* _Goal of the exercise_:
Skip all pictures, then print the remaining material exactly.

* _Data section_:
•••••
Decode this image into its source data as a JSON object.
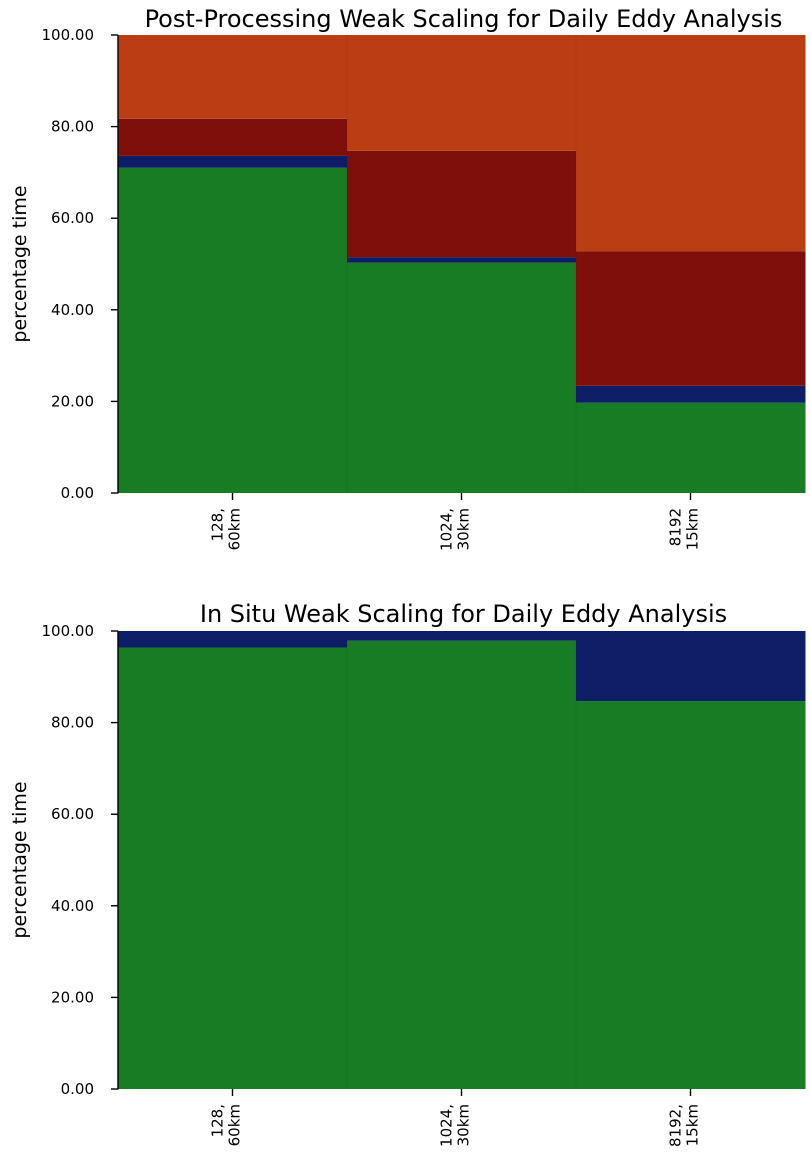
{
  "colors": {
    "computation": "#177c23",
    "io_small": "#0e1e66",
    "dark_segment": "#7e0f0b",
    "orange_segment": "#bb3d13"
  },
  "chart_data": [
    {
      "type": "bar",
      "stacked": true,
      "title": "Post-Processing Weak Scaling for Daily Eddy Analysis",
      "xlabel": "",
      "ylabel": "percentage time",
      "ylim": [
        0,
        100
      ],
      "yticks": [
        "0.00",
        "20.00",
        "40.00",
        "60.00",
        "80.00",
        "100.00"
      ],
      "categories": [
        "128,\n60km",
        "1024,\n30km",
        "8192\n15km"
      ],
      "grid": false,
      "legend": "none",
      "series": [
        {
          "color_key": "computation",
          "values": [
            71.0,
            50.3,
            19.7
          ]
        },
        {
          "color_key": "io_small",
          "values": [
            2.6,
            1.2,
            3.7
          ]
        },
        {
          "color_key": "dark_segment",
          "values": [
            8.1,
            23.2,
            29.4
          ]
        },
        {
          "color_key": "orange_segment",
          "values": [
            18.3,
            25.3,
            47.2
          ]
        }
      ]
    },
    {
      "type": "bar",
      "stacked": true,
      "title": "In Situ Weak Scaling for Daily Eddy Analysis",
      "xlabel": "",
      "ylabel": "percentage time",
      "ylim": [
        0,
        100
      ],
      "yticks": [
        "0.00",
        "20.00",
        "40.00",
        "60.00",
        "80.00",
        "100.00"
      ],
      "categories": [
        "128,\n60km",
        "1024,\n30km",
        "8192,\n15km"
      ],
      "grid": false,
      "legend": "none",
      "series": [
        {
          "color_key": "computation",
          "values": [
            96.4,
            97.9,
            84.7
          ]
        },
        {
          "color_key": "io_small",
          "values": [
            3.6,
            2.1,
            15.3
          ]
        }
      ]
    }
  ]
}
•••••
* _Answer_:
Decode this image into its source data as a JSON object.
{
  "colors": {
    "computation": "#177c23",
    "io_small": "#0e1e66",
    "dark_segment": "#7e0f0b",
    "orange_segment": "#bb3d13"
  },
  "chart_data": [
    {
      "type": "bar",
      "stacked": true,
      "title": "Post-Processing Weak Scaling for Daily Eddy Analysis",
      "xlabel": "",
      "ylabel": "percentage time",
      "ylim": [
        0,
        100
      ],
      "yticks": [
        "0.00",
        "20.00",
        "40.00",
        "60.00",
        "80.00",
        "100.00"
      ],
      "categories": [
        "128,\n60km",
        "1024,\n30km",
        "8192\n15km"
      ],
      "grid": false,
      "legend": "none",
      "series": [
        {
          "color_key": "computation",
          "values": [
            71.0,
            50.3,
            19.7
          ]
        },
        {
          "color_key": "io_small",
          "values": [
            2.6,
            1.2,
            3.7
          ]
        },
        {
          "color_key": "dark_segment",
          "values": [
            8.1,
            23.2,
            29.4
          ]
        },
        {
          "color_key": "orange_segment",
          "values": [
            18.3,
            25.3,
            47.2
          ]
        }
      ]
    },
    {
      "type": "bar",
      "stacked": true,
      "title": "In Situ Weak Scaling for Daily Eddy Analysis",
      "xlabel": "",
      "ylabel": "percentage time",
      "ylim": [
        0,
        100
      ],
      "yticks": [
        "0.00",
        "20.00",
        "40.00",
        "60.00",
        "80.00",
        "100.00"
      ],
      "categories": [
        "128,\n60km",
        "1024,\n30km",
        "8192,\n15km"
      ],
      "grid": false,
      "legend": "none",
      "series": [
        {
          "color_key": "computation",
          "values": [
            96.4,
            97.9,
            84.7
          ]
        },
        {
          "color_key": "io_small",
          "values": [
            3.6,
            2.1,
            15.3
          ]
        }
      ]
    }
  ]
}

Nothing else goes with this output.